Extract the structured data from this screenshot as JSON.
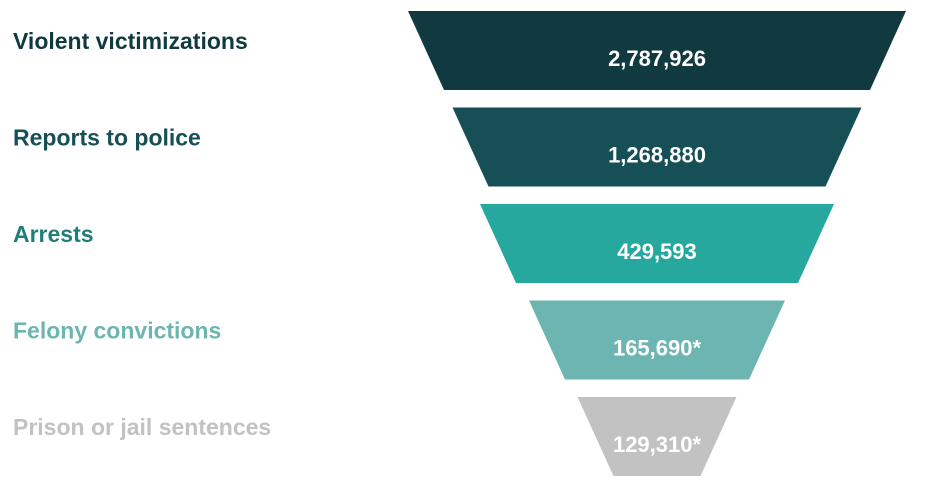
{
  "chart_data": {
    "type": "funnel",
    "title": "",
    "stages": [
      {
        "label": "Violent victimizations",
        "value": 2787926,
        "display": "2,787,926",
        "color": "#103a40"
      },
      {
        "label": "Reports to police",
        "value": 1268880,
        "display": "1,268,880",
        "color": "#174f57"
      },
      {
        "label": "Arrests",
        "value": 429593,
        "display": "429,593",
        "color": "#26a89e"
      },
      {
        "label": "Felony convictions",
        "value": 165690,
        "display": "165,690*",
        "color": "#6db5b0"
      },
      {
        "label": "Prison or jail sentences",
        "value": 129310,
        "display": "129,310*",
        "color": "#c2c2c2"
      }
    ]
  }
}
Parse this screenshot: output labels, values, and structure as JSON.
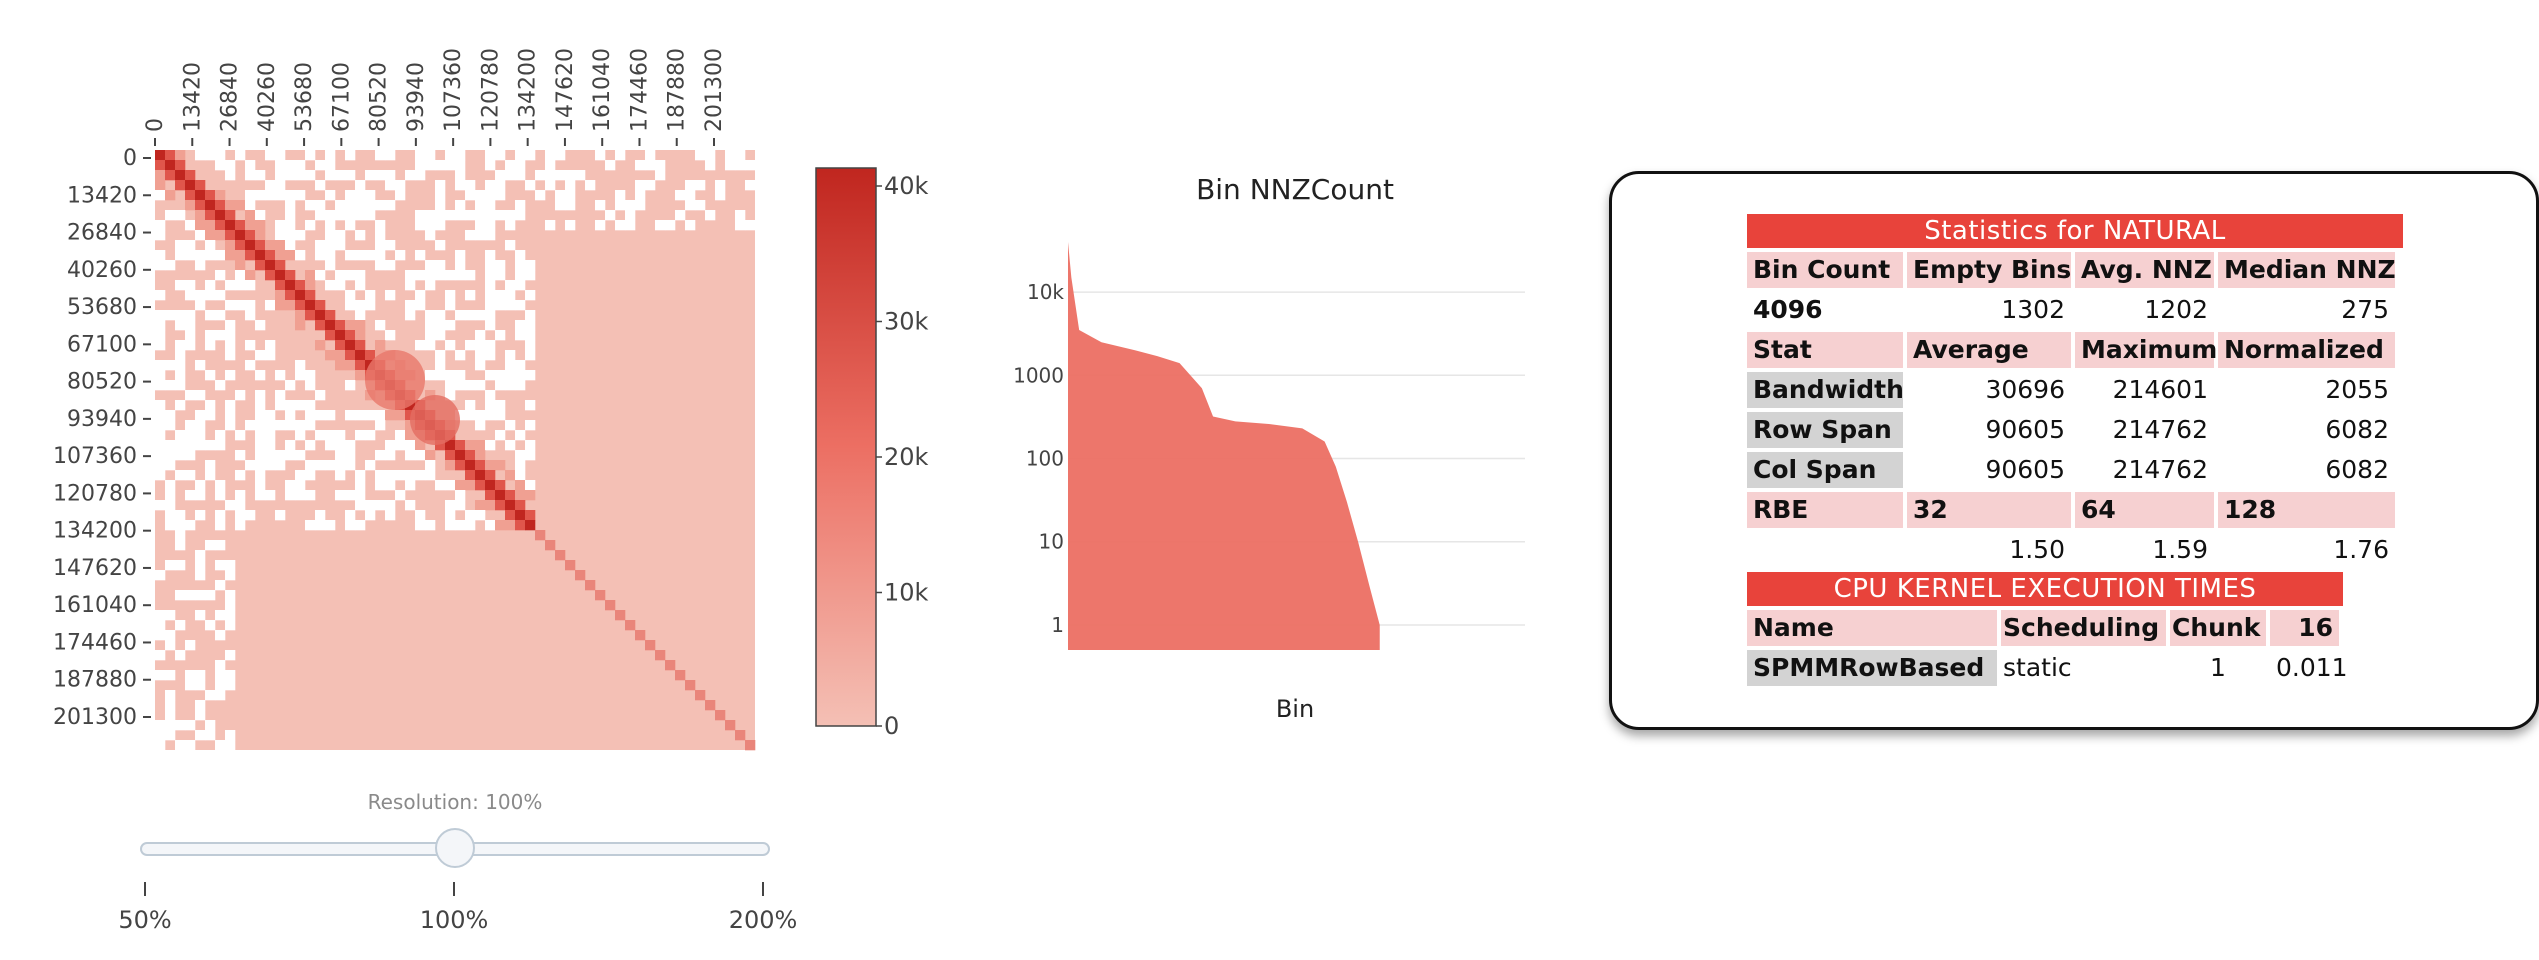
{
  "heatmap": {
    "x_ticks": [
      "0",
      "13420",
      "26840",
      "40260",
      "53680",
      "67100",
      "80520",
      "93940",
      "107360",
      "120780",
      "134200",
      "147620",
      "161040",
      "174460",
      "187880",
      "201300"
    ],
    "y_ticks": [
      "0",
      "13420",
      "26840",
      "40260",
      "53680",
      "67100",
      "80520",
      "93940",
      "107360",
      "120780",
      "134200",
      "147620",
      "161040",
      "174460",
      "187880",
      "201300"
    ],
    "colorbar_ticks": [
      "40k",
      "30k",
      "20k",
      "10k",
      "0"
    ],
    "colors": {
      "low": "#f4c0b5",
      "mid": "#ec6f63",
      "high": "#c0261f",
      "empty": "#ffffff"
    }
  },
  "slider": {
    "label": "Resolution: 100%",
    "value_percent": 100,
    "steps": [
      "50%",
      "100%",
      "200%"
    ]
  },
  "chart_data": {
    "type": "area",
    "title": "Bin NNZCount",
    "xlabel": "Bin",
    "ylabel": "",
    "yscale": "log",
    "y_ticks": [
      "10k",
      "1000",
      "100",
      "10",
      "1"
    ],
    "ylim": [
      0.5,
      40000
    ],
    "bin_count": 4096,
    "empty_bins": 1302,
    "x": [
      0,
      30,
      100,
      300,
      600,
      800,
      1000,
      1200,
      1300,
      1500,
      1800,
      2100,
      2300,
      2400,
      2500,
      2600,
      2700,
      2794
    ],
    "values": [
      40000,
      15000,
      3500,
      2500,
      2000,
      1700,
      1400,
      700,
      320,
      280,
      260,
      230,
      160,
      80,
      30,
      10,
      3,
      1
    ],
    "color": "#ec6f63"
  },
  "stats": {
    "title": "Statistics for NATURAL",
    "summary_headers": [
      "Bin Count",
      "Empty Bins",
      "Avg. NNZ",
      "Median NNZ"
    ],
    "summary_values": [
      "4096",
      "1302",
      "1202",
      "275"
    ],
    "metric_headers": [
      "Stat",
      "Average",
      "Maximum",
      "Normalized"
    ],
    "metrics": [
      {
        "name": "Bandwidth",
        "average": "30696",
        "maximum": "214601",
        "normalized": "2055"
      },
      {
        "name": "Row Span",
        "average": "90605",
        "maximum": "214762",
        "normalized": "6082"
      },
      {
        "name": "Col Span",
        "average": "90605",
        "maximum": "214762",
        "normalized": "6082"
      }
    ],
    "rbe_headers": [
      "RBE",
      "32",
      "64",
      "128"
    ],
    "rbe_values": [
      "",
      "1.50",
      "1.59",
      "1.76"
    ],
    "cpu_title": "CPU KERNEL EXECUTION TIMES",
    "cpu_headers": [
      "Name",
      "Scheduling",
      "Chunk",
      "16"
    ],
    "cpu_rows": [
      {
        "name": "SPMMRowBased",
        "scheduling": "static",
        "chunk": "1",
        "time": "0.011"
      }
    ]
  }
}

........

**Task description:** Without the pictures, write out all of the material exactly.

**The completed task:**
Extract the structured data from this screenshot as JSON.
{
  "chart_data": {
    "type": "funnel",
    "title": "",
    "stages": [
      {
        "label": "Violent victimizations",
        "value": 2787926,
        "display": "2,787,926",
        "color": "#103a40"
      },
      {
        "label": "Reports to police",
        "value": 1268880,
        "display": "1,268,880",
        "color": "#174f57"
      },
      {
        "label": "Arrests",
        "value": 429593,
        "display": "429,593",
        "color": "#26a89e"
      },
      {
        "label": "Felony convictions",
        "value": 165690,
        "display": "165,690*",
        "color": "#6db5b0"
      },
      {
        "label": "Prison or jail sentences",
        "value": 129310,
        "display": "129,310*",
        "color": "#c2c2c2"
      }
    ]
  }
}
Parse this screenshot: output labels, values, and structure as JSON.
{
  "heatmap": {
    "x_ticks": [
      "0",
      "13420",
      "26840",
      "40260",
      "53680",
      "67100",
      "80520",
      "93940",
      "107360",
      "120780",
      "134200",
      "147620",
      "161040",
      "174460",
      "187880",
      "201300"
    ],
    "y_ticks": [
      "0",
      "13420",
      "26840",
      "40260",
      "53680",
      "67100",
      "80520",
      "93940",
      "107360",
      "120780",
      "134200",
      "147620",
      "161040",
      "174460",
      "187880",
      "201300"
    ],
    "colorbar_ticks": [
      "40k",
      "30k",
      "20k",
      "10k",
      "0"
    ],
    "colors": {
      "low": "#f4c0b5",
      "mid": "#ec6f63",
      "high": "#c0261f",
      "empty": "#ffffff"
    }
  },
  "slider": {
    "label": "Resolution: 100%",
    "value_percent": 100,
    "steps": [
      "50%",
      "100%",
      "200%"
    ]
  },
  "chart_data": {
    "type": "area",
    "title": "Bin NNZCount",
    "xlabel": "Bin",
    "ylabel": "",
    "yscale": "log",
    "y_ticks": [
      "10k",
      "1000",
      "100",
      "10",
      "1"
    ],
    "ylim": [
      0.5,
      40000
    ],
    "bin_count": 4096,
    "empty_bins": 1302,
    "x": [
      0,
      30,
      100,
      300,
      600,
      800,
      1000,
      1200,
      1300,
      1500,
      1800,
      2100,
      2300,
      2400,
      2500,
      2600,
      2700,
      2794
    ],
    "values": [
      40000,
      15000,
      3500,
      2500,
      2000,
      1700,
      1400,
      700,
      320,
      280,
      260,
      230,
      160,
      80,
      30,
      10,
      3,
      1
    ],
    "color": "#ec6f63"
  },
  "stats": {
    "title": "Statistics for NATURAL",
    "summary_headers": [
      "Bin Count",
      "Empty Bins",
      "Avg. NNZ",
      "Median NNZ"
    ],
    "summary_values": [
      "4096",
      "1302",
      "1202",
      "275"
    ],
    "metric_headers": [
      "Stat",
      "Average",
      "Maximum",
      "Normalized"
    ],
    "metrics": [
      {
        "name": "Bandwidth",
        "average": "30696",
        "maximum": "214601",
        "normalized": "2055"
      },
      {
        "name": "Row Span",
        "average": "90605",
        "maximum": "214762",
        "normalized": "6082"
      },
      {
        "name": "Col Span",
        "average": "90605",
        "maximum": "214762",
        "normalized": "6082"
      }
    ],
    "rbe_headers": [
      "RBE",
      "32",
      "64",
      "128"
    ],
    "rbe_values": [
      "",
      "1.50",
      "1.59",
      "1.76"
    ],
    "cpu_title": "CPU KERNEL EXECUTION TIMES",
    "cpu_headers": [
      "Name",
      "Scheduling",
      "Chunk",
      "16"
    ],
    "cpu_rows": [
      {
        "name": "SPMMRowBased",
        "scheduling": "static",
        "chunk": "1",
        "time": "0.011"
      }
    ]
  }
}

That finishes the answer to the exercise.